Figure record extracts
— start —

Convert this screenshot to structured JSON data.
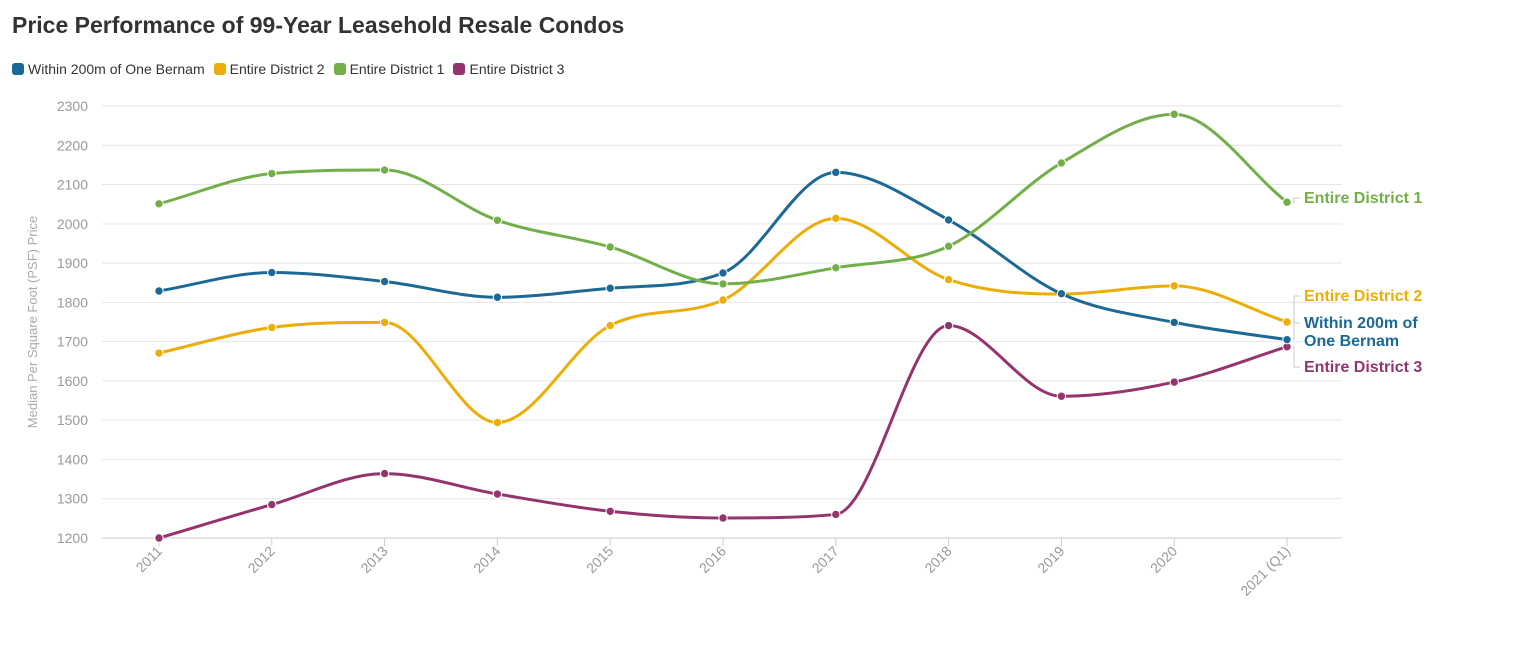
{
  "chart_data": {
    "type": "line",
    "title": "Price Performance of 99-Year Leasehold Resale Condos",
    "xlabel": "",
    "ylabel": "Median Per Square Foot (PSF) Price",
    "categories": [
      "2011",
      "2012",
      "2013",
      "2014",
      "2015",
      "2016",
      "2017",
      "2018",
      "2019",
      "2020",
      "2021 (Q1)"
    ],
    "yticks": [
      1200,
      1300,
      1400,
      1500,
      1600,
      1700,
      1800,
      1900,
      2000,
      2100,
      2200,
      2300
    ],
    "ylim": [
      1200,
      2300
    ],
    "grid": true,
    "legend_position": "top-left",
    "series": [
      {
        "name": "Within 200m of One Bernam",
        "color": "#1d6996",
        "values": [
          1829,
          1876,
          1853,
          1813,
          1836,
          1875,
          2131,
          2010,
          1822,
          1749,
          1705
        ]
      },
      {
        "name": "Entire District 2",
        "color": "#edad08",
        "values": [
          1671,
          1736,
          1749,
          1494,
          1741,
          1806,
          2014,
          1858,
          1821,
          1842,
          1750
        ]
      },
      {
        "name": "Entire District 1",
        "color": "#73af48",
        "values": [
          2051,
          2128,
          2137,
          2009,
          1941,
          1847,
          1888,
          1943,
          2155,
          2279,
          2055
        ]
      },
      {
        "name": "Entire District 3",
        "color": "#94346e",
        "values": [
          1200,
          1285,
          1364,
          1312,
          1268,
          1251,
          1260,
          1741,
          1561,
          1597,
          1687
        ]
      }
    ],
    "end_labels": [
      {
        "series": 2,
        "lines": [
          "Entire District 1"
        ]
      },
      {
        "series": 1,
        "lines": [
          "Entire District 2"
        ]
      },
      {
        "series": 0,
        "lines": [
          "Within 200m of",
          "One Bernam"
        ]
      },
      {
        "series": 3,
        "lines": [
          "Entire District 3"
        ]
      }
    ]
  }
}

— end —

**What is needed:**
Print all of the entries word for word. Omit the pictures they contain.

**Exercise solution:**
Convert this screenshot to structured JSON data.
{
  "chart_data": {
    "type": "line",
    "title": "Price Performance of 99-Year Leasehold Resale Condos",
    "xlabel": "",
    "ylabel": "Median Per Square Foot (PSF) Price",
    "categories": [
      "2011",
      "2012",
      "2013",
      "2014",
      "2015",
      "2016",
      "2017",
      "2018",
      "2019",
      "2020",
      "2021 (Q1)"
    ],
    "yticks": [
      1200,
      1300,
      1400,
      1500,
      1600,
      1700,
      1800,
      1900,
      2000,
      2100,
      2200,
      2300
    ],
    "ylim": [
      1200,
      2300
    ],
    "grid": true,
    "legend_position": "top-left",
    "series": [
      {
        "name": "Within 200m of One Bernam",
        "color": "#1d6996",
        "values": [
          1829,
          1876,
          1853,
          1813,
          1836,
          1875,
          2131,
          2010,
          1822,
          1749,
          1705
        ]
      },
      {
        "name": "Entire District 2",
        "color": "#edad08",
        "values": [
          1671,
          1736,
          1749,
          1494,
          1741,
          1806,
          2014,
          1858,
          1821,
          1842,
          1750
        ]
      },
      {
        "name": "Entire District 1",
        "color": "#73af48",
        "values": [
          2051,
          2128,
          2137,
          2009,
          1941,
          1847,
          1888,
          1943,
          2155,
          2279,
          2055
        ]
      },
      {
        "name": "Entire District 3",
        "color": "#94346e",
        "values": [
          1200,
          1285,
          1364,
          1312,
          1268,
          1251,
          1260,
          1741,
          1561,
          1597,
          1687
        ]
      }
    ],
    "end_labels": [
      {
        "series": 2,
        "lines": [
          "Entire District 1"
        ]
      },
      {
        "series": 1,
        "lines": [
          "Entire District 2"
        ]
      },
      {
        "series": 0,
        "lines": [
          "Within 200m of",
          "One Bernam"
        ]
      },
      {
        "series": 3,
        "lines": [
          "Entire District 3"
        ]
      }
    ]
  }
}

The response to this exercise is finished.